Extracted data entries
=-=-=-=-=
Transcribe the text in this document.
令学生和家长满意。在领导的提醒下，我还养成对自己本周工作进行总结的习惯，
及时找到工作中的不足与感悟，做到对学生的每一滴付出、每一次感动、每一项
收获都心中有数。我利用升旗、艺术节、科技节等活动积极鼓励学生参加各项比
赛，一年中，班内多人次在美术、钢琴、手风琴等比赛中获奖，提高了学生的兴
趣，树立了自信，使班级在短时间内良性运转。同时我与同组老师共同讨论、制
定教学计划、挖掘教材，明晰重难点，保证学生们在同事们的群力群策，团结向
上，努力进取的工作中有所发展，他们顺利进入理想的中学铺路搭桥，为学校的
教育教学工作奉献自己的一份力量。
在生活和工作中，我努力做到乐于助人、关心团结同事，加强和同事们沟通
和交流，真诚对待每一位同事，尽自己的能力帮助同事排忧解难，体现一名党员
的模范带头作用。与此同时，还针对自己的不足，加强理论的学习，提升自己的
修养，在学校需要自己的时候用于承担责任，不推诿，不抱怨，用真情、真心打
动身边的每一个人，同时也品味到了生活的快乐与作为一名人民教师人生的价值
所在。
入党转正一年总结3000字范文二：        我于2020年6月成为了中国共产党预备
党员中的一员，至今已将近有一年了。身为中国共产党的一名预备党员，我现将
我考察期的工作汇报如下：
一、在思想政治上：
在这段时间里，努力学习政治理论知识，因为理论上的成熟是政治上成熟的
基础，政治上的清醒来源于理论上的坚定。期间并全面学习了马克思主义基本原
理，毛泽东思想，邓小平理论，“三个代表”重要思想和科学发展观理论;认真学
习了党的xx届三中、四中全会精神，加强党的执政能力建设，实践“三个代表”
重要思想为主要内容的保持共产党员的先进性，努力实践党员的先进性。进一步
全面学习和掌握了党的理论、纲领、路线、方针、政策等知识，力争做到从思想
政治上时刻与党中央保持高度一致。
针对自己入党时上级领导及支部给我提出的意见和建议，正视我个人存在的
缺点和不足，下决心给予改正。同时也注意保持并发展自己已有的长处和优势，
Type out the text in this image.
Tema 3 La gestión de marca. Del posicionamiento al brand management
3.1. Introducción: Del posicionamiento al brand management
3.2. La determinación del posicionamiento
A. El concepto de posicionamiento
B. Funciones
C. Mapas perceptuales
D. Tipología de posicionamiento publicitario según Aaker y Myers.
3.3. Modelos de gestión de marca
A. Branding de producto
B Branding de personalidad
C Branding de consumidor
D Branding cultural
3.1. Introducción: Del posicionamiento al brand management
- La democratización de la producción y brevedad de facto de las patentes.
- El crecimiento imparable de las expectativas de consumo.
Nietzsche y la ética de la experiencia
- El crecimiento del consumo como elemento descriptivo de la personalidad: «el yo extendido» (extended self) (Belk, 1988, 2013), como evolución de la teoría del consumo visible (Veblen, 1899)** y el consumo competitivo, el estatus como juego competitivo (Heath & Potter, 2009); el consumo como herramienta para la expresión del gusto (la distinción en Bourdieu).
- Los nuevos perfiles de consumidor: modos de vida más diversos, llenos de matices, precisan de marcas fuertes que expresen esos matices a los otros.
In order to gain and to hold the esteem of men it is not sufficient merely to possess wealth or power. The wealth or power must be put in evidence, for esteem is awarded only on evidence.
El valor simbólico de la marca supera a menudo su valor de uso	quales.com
=-=-=-=-=
What to work on –
Return only the count of lines in the records that hold the word "gestión".

The solution –
2